▶ **DATASET CONTENT**:
————————

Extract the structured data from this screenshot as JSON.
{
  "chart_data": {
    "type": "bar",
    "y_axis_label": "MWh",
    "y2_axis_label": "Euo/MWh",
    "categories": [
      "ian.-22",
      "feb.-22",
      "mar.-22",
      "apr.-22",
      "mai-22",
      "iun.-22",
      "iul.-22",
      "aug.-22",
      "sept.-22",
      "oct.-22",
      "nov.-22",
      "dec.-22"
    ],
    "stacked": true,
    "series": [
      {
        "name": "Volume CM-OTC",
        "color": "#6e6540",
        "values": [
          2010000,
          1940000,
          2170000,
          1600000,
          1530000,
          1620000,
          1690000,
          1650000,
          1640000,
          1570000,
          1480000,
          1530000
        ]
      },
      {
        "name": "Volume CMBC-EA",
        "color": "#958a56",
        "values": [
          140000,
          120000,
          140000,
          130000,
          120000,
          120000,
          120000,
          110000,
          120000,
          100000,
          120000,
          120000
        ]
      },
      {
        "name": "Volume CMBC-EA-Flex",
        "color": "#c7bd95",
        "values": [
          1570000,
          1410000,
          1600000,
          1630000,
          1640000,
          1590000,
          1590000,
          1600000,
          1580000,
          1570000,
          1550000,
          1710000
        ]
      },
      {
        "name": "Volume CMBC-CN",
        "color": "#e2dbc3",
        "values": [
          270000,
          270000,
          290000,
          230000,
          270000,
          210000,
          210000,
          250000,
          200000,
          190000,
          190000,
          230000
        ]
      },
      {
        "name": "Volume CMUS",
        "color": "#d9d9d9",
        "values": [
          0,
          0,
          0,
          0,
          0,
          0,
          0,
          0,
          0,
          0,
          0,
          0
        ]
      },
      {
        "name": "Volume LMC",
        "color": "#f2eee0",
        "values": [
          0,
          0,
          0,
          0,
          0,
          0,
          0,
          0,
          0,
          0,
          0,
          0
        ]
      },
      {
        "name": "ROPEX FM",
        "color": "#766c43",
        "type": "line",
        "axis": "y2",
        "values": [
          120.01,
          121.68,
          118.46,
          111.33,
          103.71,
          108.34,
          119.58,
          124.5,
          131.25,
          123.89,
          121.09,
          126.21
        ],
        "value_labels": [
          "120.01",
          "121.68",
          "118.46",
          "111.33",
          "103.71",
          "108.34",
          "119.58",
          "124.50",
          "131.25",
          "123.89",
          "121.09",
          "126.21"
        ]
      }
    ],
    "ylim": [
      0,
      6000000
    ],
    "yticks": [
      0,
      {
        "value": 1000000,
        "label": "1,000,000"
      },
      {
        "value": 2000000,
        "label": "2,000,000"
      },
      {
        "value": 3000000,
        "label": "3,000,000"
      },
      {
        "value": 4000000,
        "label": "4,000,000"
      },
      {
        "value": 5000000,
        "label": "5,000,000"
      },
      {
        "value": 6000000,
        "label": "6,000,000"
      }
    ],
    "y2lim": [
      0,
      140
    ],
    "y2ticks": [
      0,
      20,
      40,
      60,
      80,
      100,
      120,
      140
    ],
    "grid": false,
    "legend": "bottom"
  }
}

————————

▶ **EXERCISE BRIEF**: Go through the records above, find every line with the word "color", and list those lines.

▶ **EXERCISE RESPONSE**:
        "color": "#6e6540",
        "color": "#958a56",
        "color": "#c7bd95",
        "color": "#e2dbc3",
        "color": "#d9d9d9",
        "color": "#f2eee0",
        "color": "#766c43",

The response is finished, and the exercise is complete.